• Supplied entries:
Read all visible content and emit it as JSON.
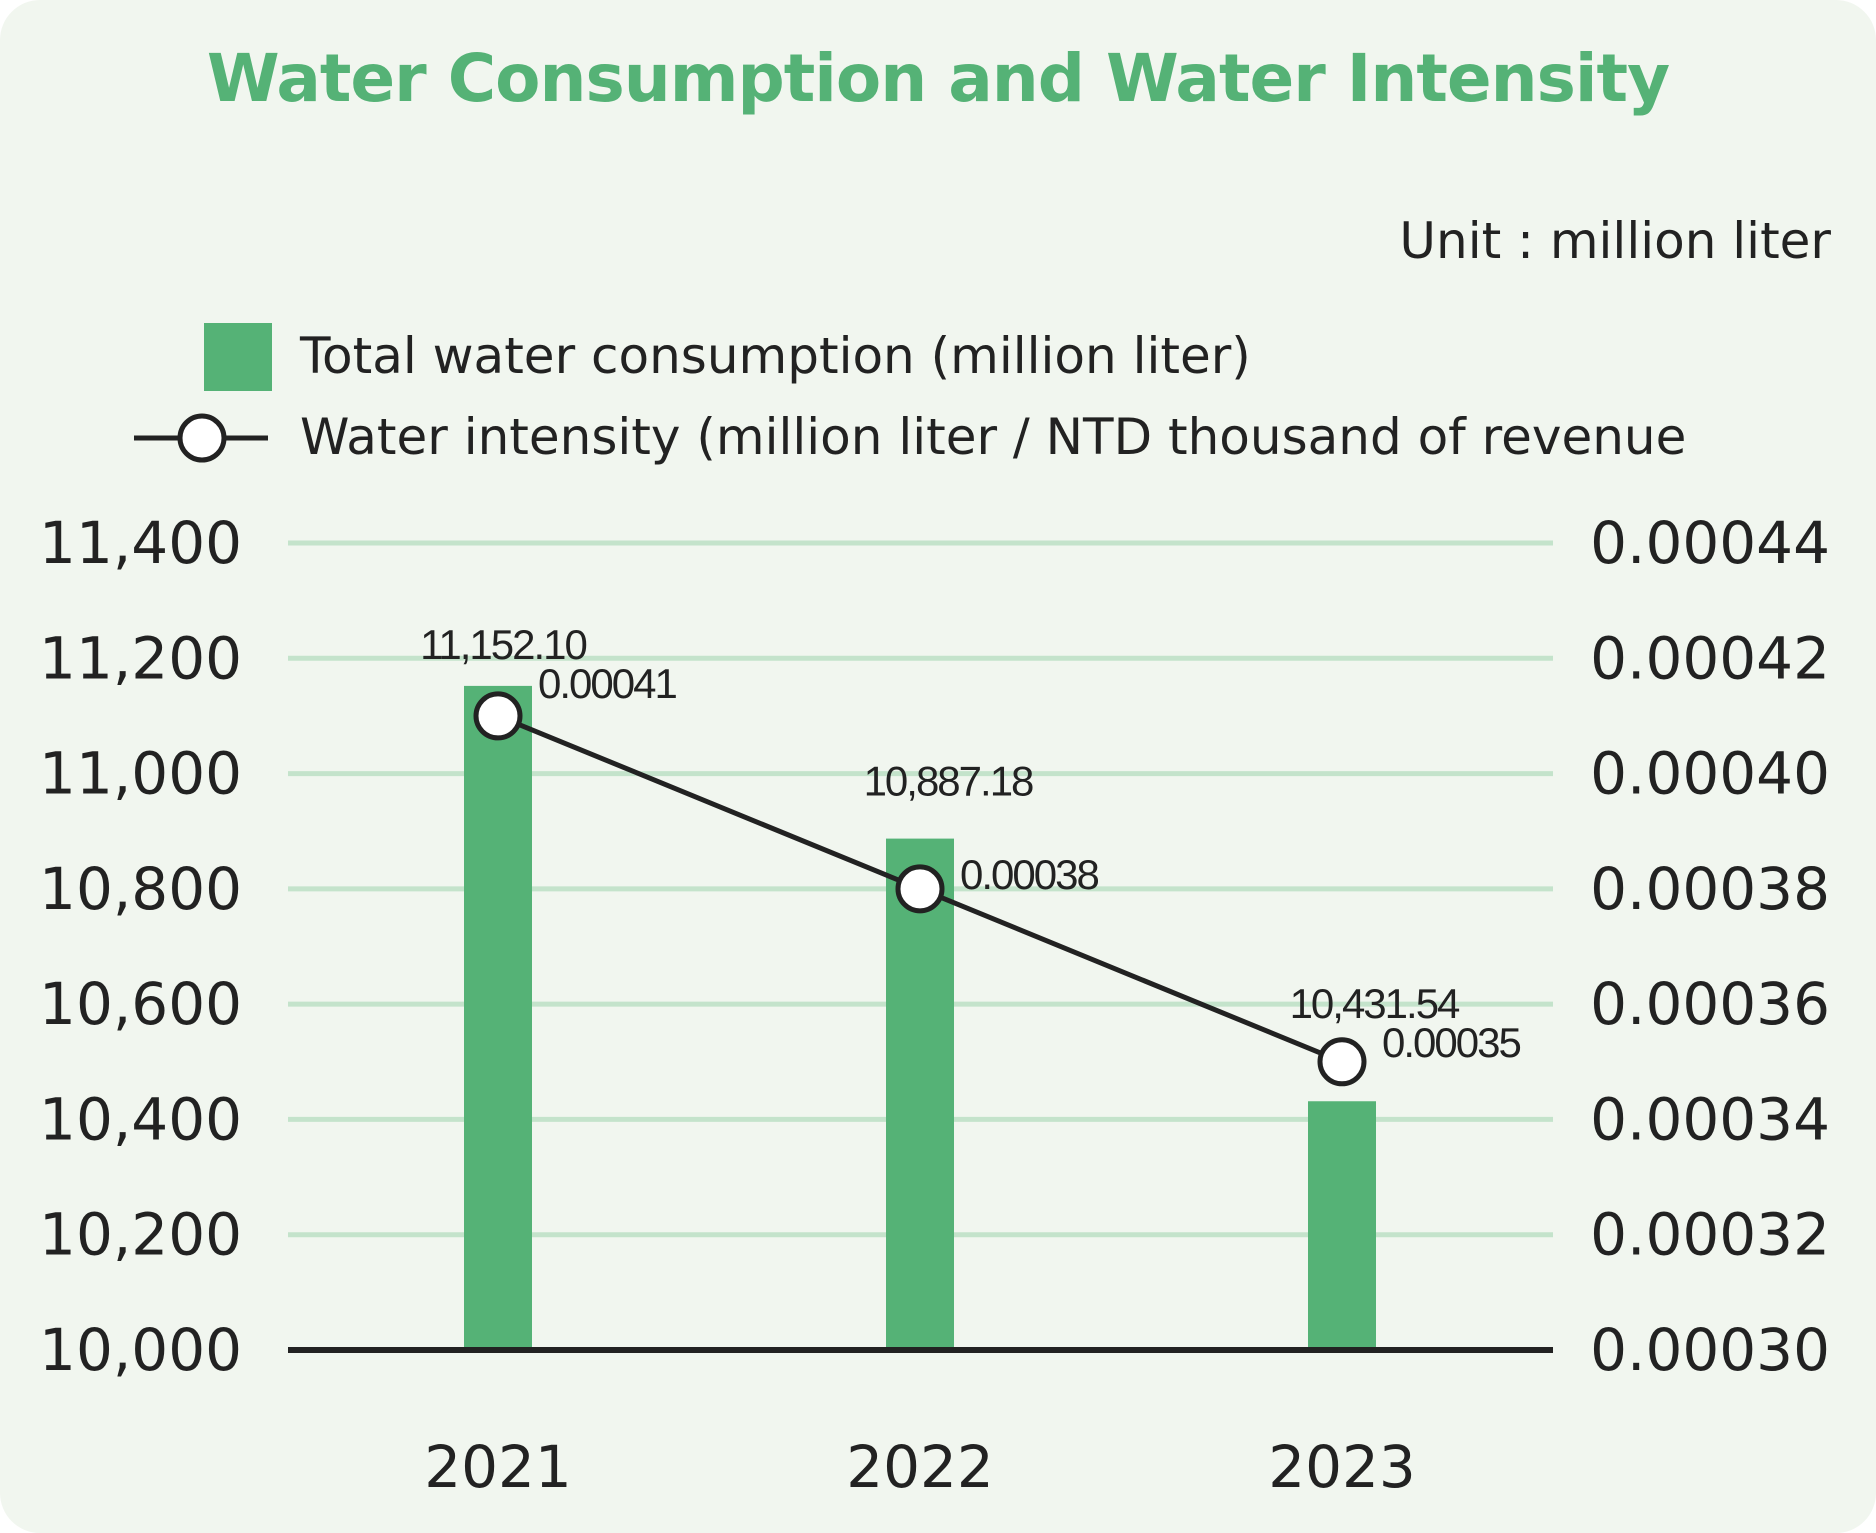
{
  "chart_data": {
    "type": "bar",
    "title": "Water Consumption and Water Intensity",
    "unit_note": "Unit : million liter",
    "categories": [
      "2021",
      "2022",
      "2023"
    ],
    "series": [
      {
        "name": "Total water consumption (million liter)",
        "type": "bar",
        "axis": "left",
        "values": [
          11152.1,
          10887.18,
          10431.54
        ],
        "labels": [
          "11,152.10",
          "10,887.18",
          "10,431.54"
        ],
        "color": "#55b276"
      },
      {
        "name": "Water intensity (million liter / NTD thousand of revenue",
        "type": "line",
        "axis": "right",
        "values": [
          0.00041,
          0.00038,
          0.00035
        ],
        "labels": [
          "0.00041",
          "0.00038",
          "0.00035"
        ],
        "color": "#222222",
        "marker": "open-circle"
      }
    ],
    "y_left": {
      "ylim": [
        10000,
        11400
      ],
      "ticks": [
        "10,000",
        "10,200",
        "10,400",
        "10,600",
        "10,800",
        "11,000",
        "11,200",
        "11,400"
      ]
    },
    "y_right": {
      "ylim": [
        0.0003,
        0.00044
      ],
      "ticks": [
        "0.00030",
        "0.00032",
        "0.00034",
        "0.00036",
        "0.00038",
        "0.00040",
        "0.00042",
        "0.00044"
      ]
    },
    "grid": true,
    "legend": "top-left",
    "grid_color": "#c4e3cb",
    "background": "#f1f6ef"
  }
}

• Directive:
Retype the whole listing, keeping every line identical and omitting all pictures.

• Answer for the task:
Read all visible content and emit it as JSON.
{
  "chart_data": {
    "type": "bar",
    "title": "Water Consumption and Water Intensity",
    "unit_note": "Unit : million liter",
    "categories": [
      "2021",
      "2022",
      "2023"
    ],
    "series": [
      {
        "name": "Total water consumption (million liter)",
        "type": "bar",
        "axis": "left",
        "values": [
          11152.1,
          10887.18,
          10431.54
        ],
        "labels": [
          "11,152.10",
          "10,887.18",
          "10,431.54"
        ],
        "color": "#55b276"
      },
      {
        "name": "Water intensity (million liter / NTD thousand of revenue",
        "type": "line",
        "axis": "right",
        "values": [
          0.00041,
          0.00038,
          0.00035
        ],
        "labels": [
          "0.00041",
          "0.00038",
          "0.00035"
        ],
        "color": "#222222",
        "marker": "open-circle"
      }
    ],
    "y_left": {
      "ylim": [
        10000,
        11400
      ],
      "ticks": [
        "10,000",
        "10,200",
        "10,400",
        "10,600",
        "10,800",
        "11,000",
        "11,200",
        "11,400"
      ]
    },
    "y_right": {
      "ylim": [
        0.0003,
        0.00044
      ],
      "ticks": [
        "0.00030",
        "0.00032",
        "0.00034",
        "0.00036",
        "0.00038",
        "0.00040",
        "0.00042",
        "0.00044"
      ]
    },
    "grid": true,
    "legend": "top-left",
    "grid_color": "#c4e3cb",
    "background": "#f1f6ef"
  }
}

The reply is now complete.